• Challenge:
Every record should be written out exactly, with the pictures left out.

[start Records for the exercise]

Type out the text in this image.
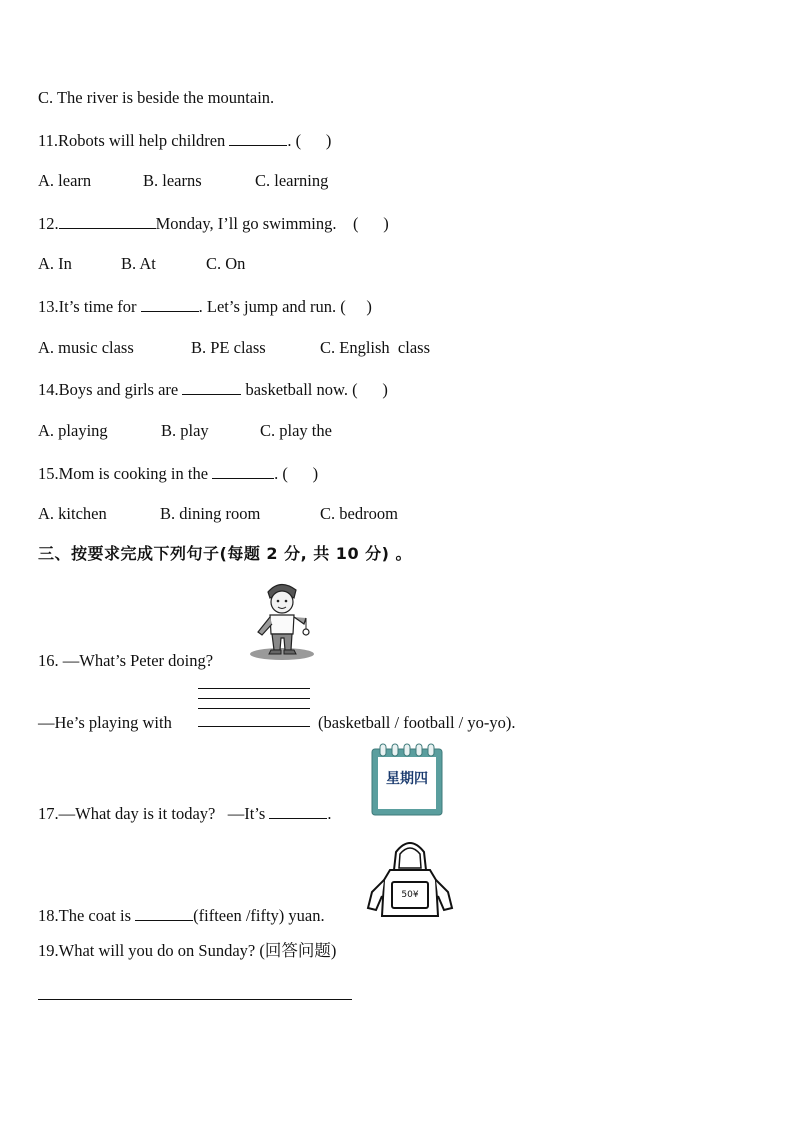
C. The river is beside the mountain.
11.Robots will help children	. (      )
A. learn	B. learns	C. learning
12.	Monday, I’ll go swimming.    (      )
A. In	B. At	C. On
13.It’s time for	. Let’s jump and run. (     )
A. music class	B. PE class	C. English  class
14.Boys and girls are	basketball now. (      )
A. playing	B. play	C. play the
15.Mom is cooking in the	. (      )
A. kitchen	B. dining room	C. bedroom
三、按要求完成下列句子(每题 2 分, 共 10 分) 。
16. —What’s Peter doing?
—He’s playing with	(basketball / football / yo-yo).
星期四
17.—What day is it today?   —It’s	.
50¥
18.The coat is	(fifteen /fifty) yuan.
19.What will you do on Sunday? (回答问题)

[end Records for the exercise]

• Solution to the problem:
Type out the text in this image.
C. The river is beside the mountain.
11.Robots will help children	. (      )
A. learn	B. learns	C. learning
12.	Monday, I’ll go swimming.    (      )
A. In	B. At	C. On
13.It’s time for	. Let’s jump and run. (     )
A. music class	B. PE class	C. English  class
14.Boys and girls are	basketball now. (      )
A. playing	B. play	C. play the
15.Mom is cooking in the	. (      )
A. kitchen	B. dining room	C. bedroom
三、按要求完成下列句子(每题 2 分, 共 10 分) 。
16. —What’s Peter doing?
—He’s playing with	(basketball / football / yo-yo).
星期四
17.—What day is it today?   —It’s	.
50¥
18.The coat is	(fifteen /fifty) yuan.
19.What will you do on Sunday? (回答问题)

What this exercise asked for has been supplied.